• What you have to do:
Pictures do not belong in the copy; transcribe everything else in the records exactly.

• Provided data:
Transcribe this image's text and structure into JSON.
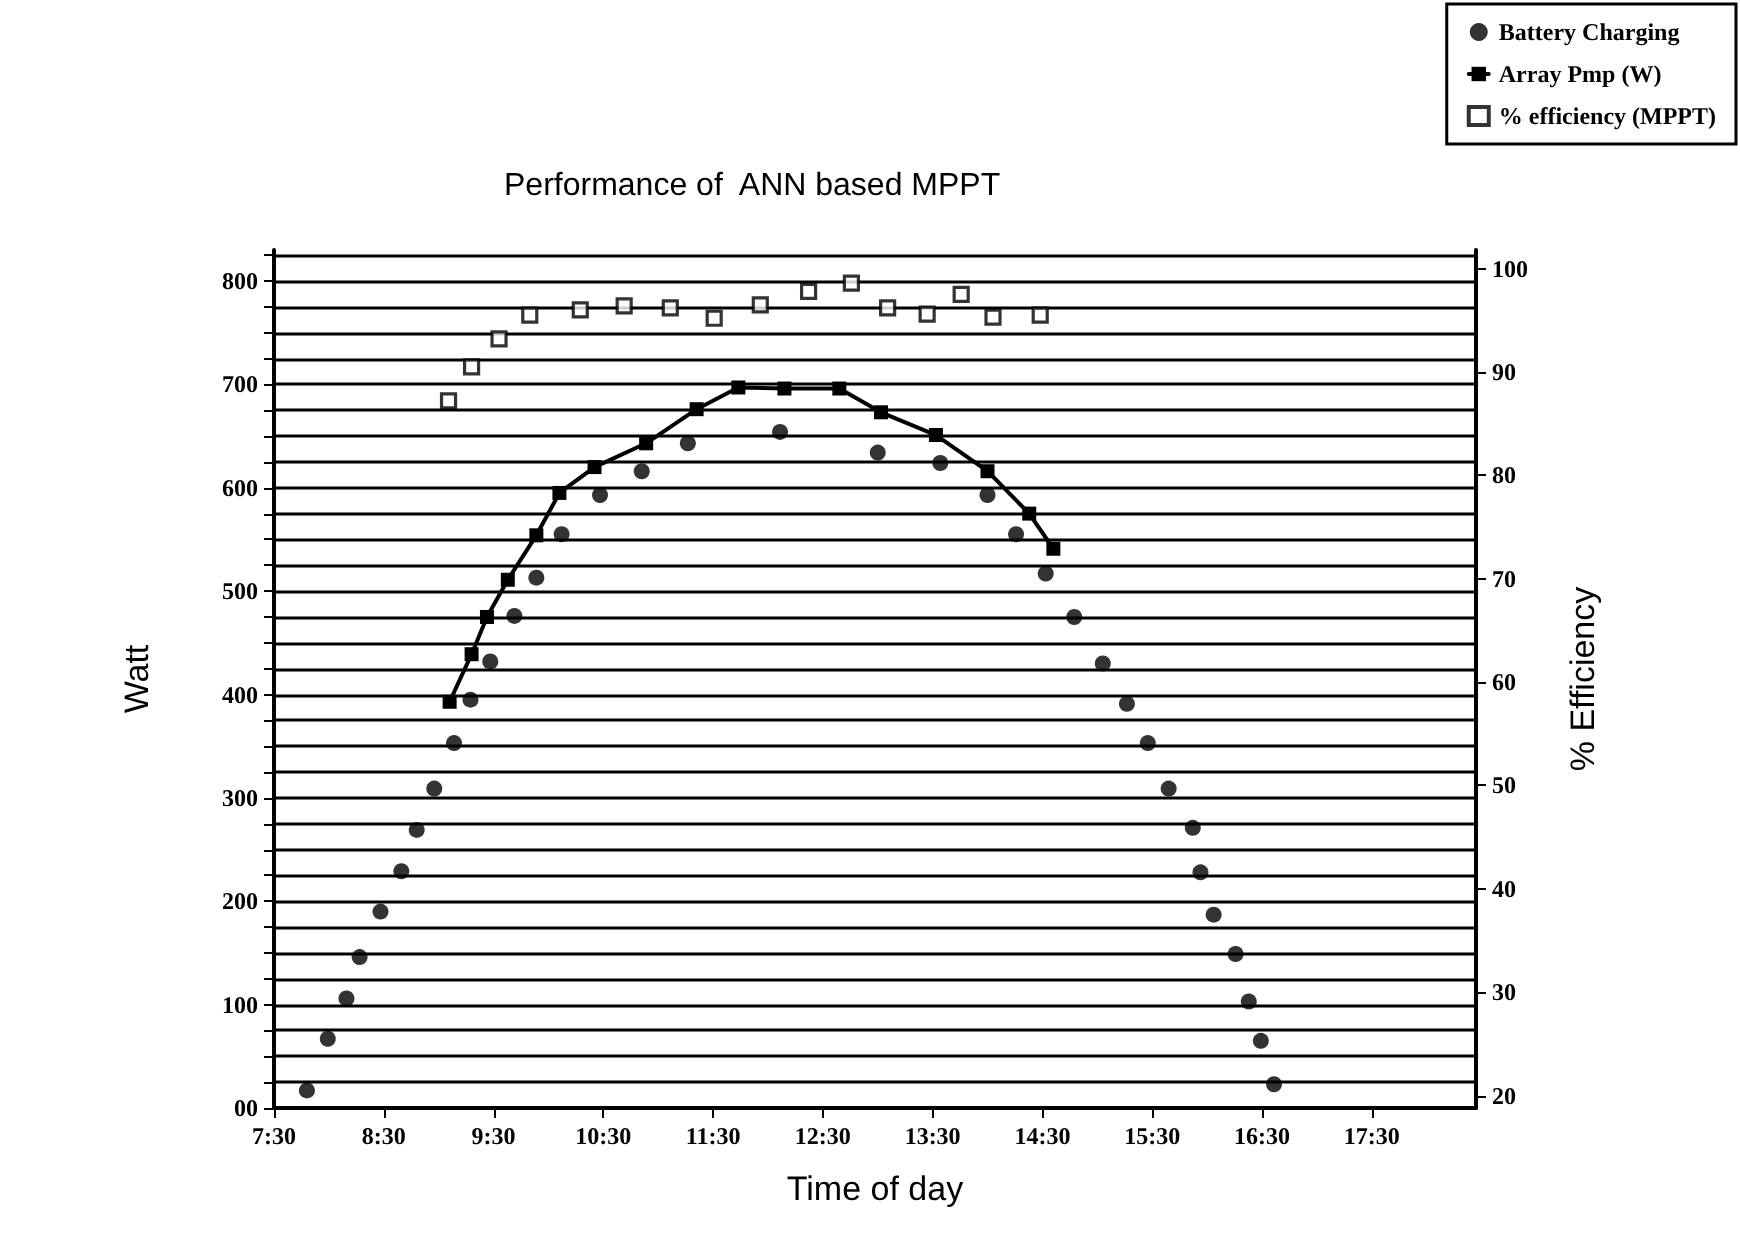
{
  "chart_data": {
    "type": "scatter",
    "title": "Performance of  ANN based MPPT",
    "xlabel": "Time of day",
    "ylabel": "Watt",
    "y2label": "% Efficiency",
    "xlim": [
      7.5,
      18.45
    ],
    "xticks": [
      {
        "value": 7.5,
        "label": "7:30"
      },
      {
        "value": 8.5,
        "label": "8:30"
      },
      {
        "value": 9.5,
        "label": "9:30"
      },
      {
        "value": 10.5,
        "label": "10:30"
      },
      {
        "value": 11.5,
        "label": "11:30"
      },
      {
        "value": 12.5,
        "label": "12:30"
      },
      {
        "value": 13.5,
        "label": "13:30"
      },
      {
        "value": 14.5,
        "label": "14:30"
      },
      {
        "value": 15.5,
        "label": "15:30"
      },
      {
        "value": 16.5,
        "label": "16:30"
      },
      {
        "value": 17.5,
        "label": "17:30"
      }
    ],
    "ylim": [
      0,
      830
    ],
    "yticks": [
      {
        "value": 0,
        "label": "00"
      },
      {
        "value": 25,
        "label": null
      },
      {
        "value": 50,
        "label": null
      },
      {
        "value": 75,
        "label": null
      },
      100,
      {
        "value": 125,
        "label": null
      },
      {
        "value": 150,
        "label": null
      },
      {
        "value": 175,
        "label": null
      },
      200,
      {
        "value": 225,
        "label": null
      },
      {
        "value": 250,
        "label": null
      },
      {
        "value": 275,
        "label": null
      },
      300,
      {
        "value": 325,
        "label": null
      },
      {
        "value": 350,
        "label": null
      },
      {
        "value": 375,
        "label": null
      },
      400,
      {
        "value": 425,
        "label": null
      },
      {
        "value": 450,
        "label": null
      },
      {
        "value": 475,
        "label": null
      },
      500,
      {
        "value": 525,
        "label": null
      },
      {
        "value": 550,
        "label": null
      },
      {
        "value": 575,
        "label": null
      },
      600,
      {
        "value": 625,
        "label": null
      },
      {
        "value": 650,
        "label": null
      },
      {
        "value": 675,
        "label": null
      },
      700,
      {
        "value": 725,
        "label": null
      },
      {
        "value": 750,
        "label": null
      },
      {
        "value": 775,
        "label": null
      },
      800,
      {
        "value": 825,
        "label": null
      }
    ],
    "y2lim": [
      18.8,
      101.8
    ],
    "y2ticks": [
      20,
      30,
      40,
      50,
      60,
      70,
      80,
      90,
      100
    ],
    "grid": "y",
    "legend": "top right",
    "series": [
      {
        "name": "Battery Charging",
        "marker": "circle",
        "color": "#000000",
        "x": [
          7.8,
          7.99,
          8.16,
          8.28,
          8.47,
          8.66,
          8.8,
          8.96,
          9.14,
          9.29,
          9.47,
          9.69,
          9.89,
          10.12,
          10.47,
          10.85,
          11.27,
          12.11,
          13.0,
          13.57,
          14.0,
          14.26,
          14.53,
          14.79,
          15.05,
          15.27,
          15.46,
          15.65,
          15.87,
          15.94,
          16.06,
          16.26,
          16.38,
          16.49,
          16.61
        ],
        "values": [
          17,
          67,
          106,
          146,
          190,
          229,
          269,
          309,
          353,
          395,
          432,
          476,
          513,
          555,
          593,
          616,
          643,
          654,
          634,
          624,
          593,
          555,
          517,
          475,
          430,
          391,
          353,
          309,
          271,
          228,
          187,
          149,
          103,
          65,
          23
        ]
      },
      {
        "name": "Array Pmp (W)",
        "type": "line",
        "marker": "square",
        "line_style": "solid",
        "color": "#000000",
        "x": [
          9.1,
          9.3,
          9.44,
          9.63,
          9.89,
          10.1,
          10.42,
          10.89,
          11.35,
          11.73,
          12.15,
          12.65,
          13.03,
          13.53,
          14.0,
          14.38,
          14.6
        ],
        "values": [
          393,
          439,
          475,
          511,
          554,
          595,
          620,
          643,
          676,
          697,
          696,
          696,
          673,
          651,
          616,
          575,
          541
        ]
      },
      {
        "name": "% efficiency (MPPT)",
        "marker": "square",
        "axis": "y2",
        "color": "#000000",
        "x": [
          9.09,
          9.3,
          9.55,
          9.83,
          10.29,
          10.69,
          11.11,
          11.51,
          11.93,
          12.37,
          12.76,
          13.09,
          13.45,
          13.76,
          14.05,
          14.48
        ],
        "values": [
          87.2,
          90.5,
          93.2,
          95.5,
          96.0,
          96.4,
          96.2,
          95.2,
          96.5,
          97.8,
          98.6,
          96.2,
          95.6,
          97.5,
          95.3,
          95.5
        ]
      }
    ]
  }
}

• Complete output:
Transcribe this image's text and structure into JSON.
{
  "chart_data": {
    "type": "scatter",
    "title": "Performance of  ANN based MPPT",
    "xlabel": "Time of day",
    "ylabel": "Watt",
    "y2label": "% Efficiency",
    "xlim": [
      7.5,
      18.45
    ],
    "xticks": [
      {
        "value": 7.5,
        "label": "7:30"
      },
      {
        "value": 8.5,
        "label": "8:30"
      },
      {
        "value": 9.5,
        "label": "9:30"
      },
      {
        "value": 10.5,
        "label": "10:30"
      },
      {
        "value": 11.5,
        "label": "11:30"
      },
      {
        "value": 12.5,
        "label": "12:30"
      },
      {
        "value": 13.5,
        "label": "13:30"
      },
      {
        "value": 14.5,
        "label": "14:30"
      },
      {
        "value": 15.5,
        "label": "15:30"
      },
      {
        "value": 16.5,
        "label": "16:30"
      },
      {
        "value": 17.5,
        "label": "17:30"
      }
    ],
    "ylim": [
      0,
      830
    ],
    "yticks": [
      {
        "value": 0,
        "label": "00"
      },
      {
        "value": 25,
        "label": null
      },
      {
        "value": 50,
        "label": null
      },
      {
        "value": 75,
        "label": null
      },
      100,
      {
        "value": 125,
        "label": null
      },
      {
        "value": 150,
        "label": null
      },
      {
        "value": 175,
        "label": null
      },
      200,
      {
        "value": 225,
        "label": null
      },
      {
        "value": 250,
        "label": null
      },
      {
        "value": 275,
        "label": null
      },
      300,
      {
        "value": 325,
        "label": null
      },
      {
        "value": 350,
        "label": null
      },
      {
        "value": 375,
        "label": null
      },
      400,
      {
        "value": 425,
        "label": null
      },
      {
        "value": 450,
        "label": null
      },
      {
        "value": 475,
        "label": null
      },
      500,
      {
        "value": 525,
        "label": null
      },
      {
        "value": 550,
        "label": null
      },
      {
        "value": 575,
        "label": null
      },
      600,
      {
        "value": 625,
        "label": null
      },
      {
        "value": 650,
        "label": null
      },
      {
        "value": 675,
        "label": null
      },
      700,
      {
        "value": 725,
        "label": null
      },
      {
        "value": 750,
        "label": null
      },
      {
        "value": 775,
        "label": null
      },
      800,
      {
        "value": 825,
        "label": null
      }
    ],
    "y2lim": [
      18.8,
      101.8
    ],
    "y2ticks": [
      20,
      30,
      40,
      50,
      60,
      70,
      80,
      90,
      100
    ],
    "grid": "y",
    "legend": "top right",
    "series": [
      {
        "name": "Battery Charging",
        "marker": "circle",
        "color": "#000000",
        "x": [
          7.8,
          7.99,
          8.16,
          8.28,
          8.47,
          8.66,
          8.8,
          8.96,
          9.14,
          9.29,
          9.47,
          9.69,
          9.89,
          10.12,
          10.47,
          10.85,
          11.27,
          12.11,
          13.0,
          13.57,
          14.0,
          14.26,
          14.53,
          14.79,
          15.05,
          15.27,
          15.46,
          15.65,
          15.87,
          15.94,
          16.06,
          16.26,
          16.38,
          16.49,
          16.61
        ],
        "values": [
          17,
          67,
          106,
          146,
          190,
          229,
          269,
          309,
          353,
          395,
          432,
          476,
          513,
          555,
          593,
          616,
          643,
          654,
          634,
          624,
          593,
          555,
          517,
          475,
          430,
          391,
          353,
          309,
          271,
          228,
          187,
          149,
          103,
          65,
          23
        ]
      },
      {
        "name": "Array Pmp (W)",
        "type": "line",
        "marker": "square",
        "line_style": "solid",
        "color": "#000000",
        "x": [
          9.1,
          9.3,
          9.44,
          9.63,
          9.89,
          10.1,
          10.42,
          10.89,
          11.35,
          11.73,
          12.15,
          12.65,
          13.03,
          13.53,
          14.0,
          14.38,
          14.6
        ],
        "values": [
          393,
          439,
          475,
          511,
          554,
          595,
          620,
          643,
          676,
          697,
          696,
          696,
          673,
          651,
          616,
          575,
          541
        ]
      },
      {
        "name": "% efficiency (MPPT)",
        "marker": "square",
        "axis": "y2",
        "color": "#000000",
        "x": [
          9.09,
          9.3,
          9.55,
          9.83,
          10.29,
          10.69,
          11.11,
          11.51,
          11.93,
          12.37,
          12.76,
          13.09,
          13.45,
          13.76,
          14.05,
          14.48
        ],
        "values": [
          87.2,
          90.5,
          93.2,
          95.5,
          96.0,
          96.4,
          96.2,
          95.2,
          96.5,
          97.8,
          98.6,
          96.2,
          95.6,
          97.5,
          95.3,
          95.5
        ]
      }
    ]
  }
}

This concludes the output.